Set the data down again, exactly as it reads, but without the pictures.

--- Begin ---

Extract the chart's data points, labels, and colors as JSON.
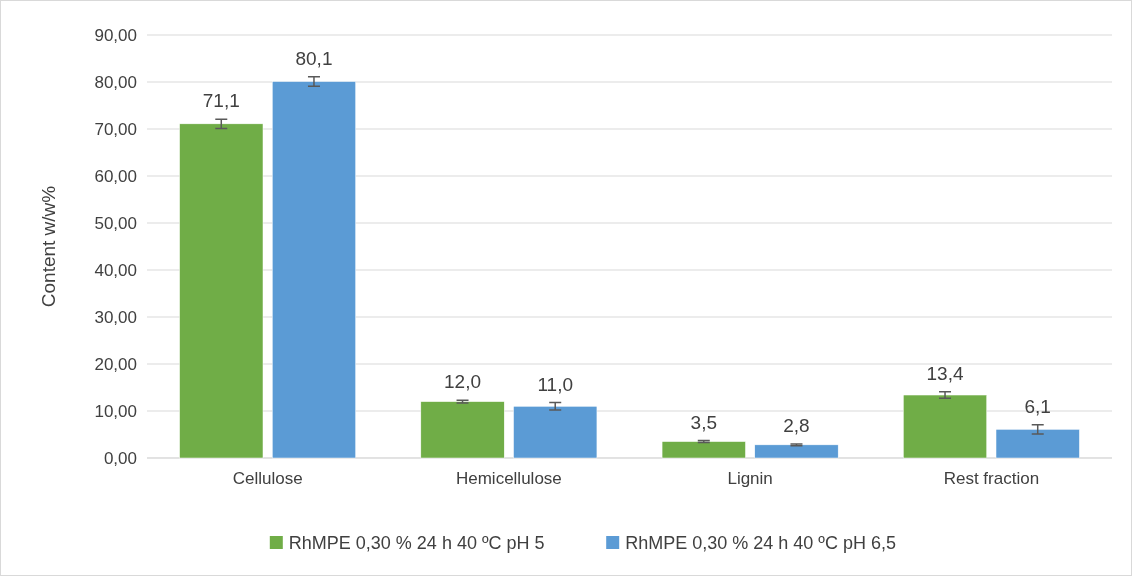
{
  "chart_data": {
    "type": "bar",
    "ylabel": "Content w/w%",
    "categories": [
      "Cellulose",
      "Hemicellulose",
      "Lignin",
      "Rest fraction"
    ],
    "series": [
      {
        "name": "RhMPE  0,30 % 24 h 40 ºC pH 5",
        "color": "#70ad47",
        "values": [
          71.1,
          12.0,
          3.5,
          13.4
        ],
        "errors": [
          1.0,
          0.3,
          0.2,
          0.7
        ],
        "value_labels": [
          "71,1",
          "12,0",
          "3,5",
          "13,4"
        ]
      },
      {
        "name": "RhMPE 0,30 % 24 h 40 ºC pH 6,5",
        "color": "#5b9bd5",
        "values": [
          80.1,
          11.0,
          2.8,
          6.1
        ],
        "errors": [
          1.0,
          0.8,
          0.2,
          1.0
        ],
        "value_labels": [
          "80,1",
          "11,0",
          "2,8",
          "6,1"
        ]
      }
    ],
    "ylim": [
      0,
      90
    ],
    "yticks": [
      {
        "value": 0,
        "label": "0,00"
      },
      {
        "value": 10,
        "label": "10,00"
      },
      {
        "value": 20,
        "label": "20,00"
      },
      {
        "value": 30,
        "label": "30,00"
      },
      {
        "value": 40,
        "label": "40,00"
      },
      {
        "value": 50,
        "label": "50,00"
      },
      {
        "value": 60,
        "label": "60,00"
      },
      {
        "value": 70,
        "label": "70,00"
      },
      {
        "value": 80,
        "label": "80,00"
      },
      {
        "value": 90,
        "label": "90,00"
      }
    ],
    "grid": "y",
    "legend": "bottom"
  }
}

--- End ---

- _SOLUTION TO THIS PROBLEM_:
Extract the chart's data points, labels, and colors as JSON.
{
  "chart_data": {
    "type": "bar",
    "ylabel": "Content w/w%",
    "categories": [
      "Cellulose",
      "Hemicellulose",
      "Lignin",
      "Rest fraction"
    ],
    "series": [
      {
        "name": "RhMPE  0,30 % 24 h 40 ºC pH 5",
        "color": "#70ad47",
        "values": [
          71.1,
          12.0,
          3.5,
          13.4
        ],
        "errors": [
          1.0,
          0.3,
          0.2,
          0.7
        ],
        "value_labels": [
          "71,1",
          "12,0",
          "3,5",
          "13,4"
        ]
      },
      {
        "name": "RhMPE 0,30 % 24 h 40 ºC pH 6,5",
        "color": "#5b9bd5",
        "values": [
          80.1,
          11.0,
          2.8,
          6.1
        ],
        "errors": [
          1.0,
          0.8,
          0.2,
          1.0
        ],
        "value_labels": [
          "80,1",
          "11,0",
          "2,8",
          "6,1"
        ]
      }
    ],
    "ylim": [
      0,
      90
    ],
    "yticks": [
      {
        "value": 0,
        "label": "0,00"
      },
      {
        "value": 10,
        "label": "10,00"
      },
      {
        "value": 20,
        "label": "20,00"
      },
      {
        "value": 30,
        "label": "30,00"
      },
      {
        "value": 40,
        "label": "40,00"
      },
      {
        "value": 50,
        "label": "50,00"
      },
      {
        "value": 60,
        "label": "60,00"
      },
      {
        "value": 70,
        "label": "70,00"
      },
      {
        "value": 80,
        "label": "80,00"
      },
      {
        "value": 90,
        "label": "90,00"
      }
    ],
    "grid": "y",
    "legend": "bottom"
  }
}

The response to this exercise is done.